━━ Entries shown

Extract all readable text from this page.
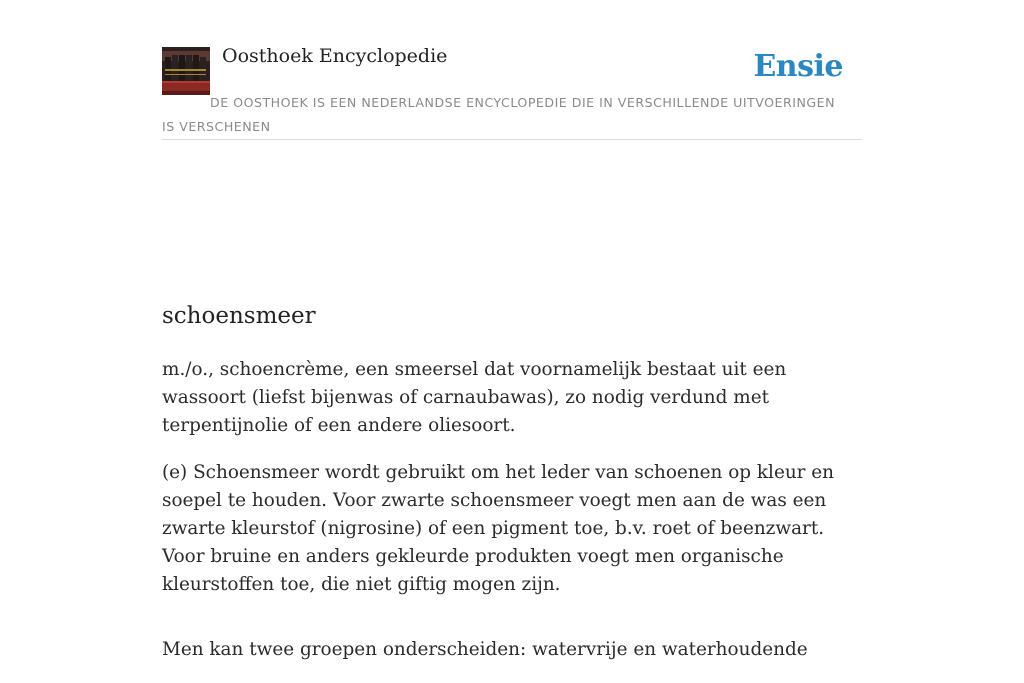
Oosthoek Encyclopedie	Ensie
DE OOSTHOEK IS EEN NEDERLANDSE ENCYCLOPEDIE DIE IN VERSCHILLENDE UITVOERINGEN IS VERSCHENEN
schoensmeer

m./o., schoencrème, een smeersel dat voornamelijk bestaat uit een wassoort (liefst bijenwas of carnaubawas), zo nodig verdund met terpentijnolie of een andere oliesoort.

(e) Schoensmeer wordt gebruikt om het leder van schoenen op kleur en soepel te houden. Voor zwarte schoensmeer voegt men aan de was een zwarte kleurstof (nigrosine) of een pigment toe, b.v. roet of beenzwart. Voor bruine en anders gekleurde produkten voegt men organische kleurstoffen toe, die niet giftig mogen zijn.

Men kan twee groepen onderscheiden: watervrije en waterhoudende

━━━━

Give the material again exactly as it is, but keep the pictures out.

• _The output_:
Extract all readable text from this page.
Oosthoek Encyclopedie	Ensie
DE OOSTHOEK IS EEN NEDERLANDSE ENCYCLOPEDIE DIE IN VERSCHILLENDE UITVOERINGEN IS VERSCHENEN
schoensmeer

m./o., schoencrème, een smeersel dat voornamelijk bestaat uit een wassoort (liefst bijenwas of carnaubawas), zo nodig verdund met terpentijnolie of een andere oliesoort.

(e) Schoensmeer wordt gebruikt om het leder van schoenen op kleur en soepel te houden. Voor zwarte schoensmeer voegt men aan de was een zwarte kleurstof (nigrosine) of een pigment toe, b.v. roet of beenzwart. Voor bruine en anders gekleurde produkten voegt men organische kleurstoffen toe, die niet giftig mogen zijn.

Men kan twee groepen onderscheiden: watervrije en waterhoudende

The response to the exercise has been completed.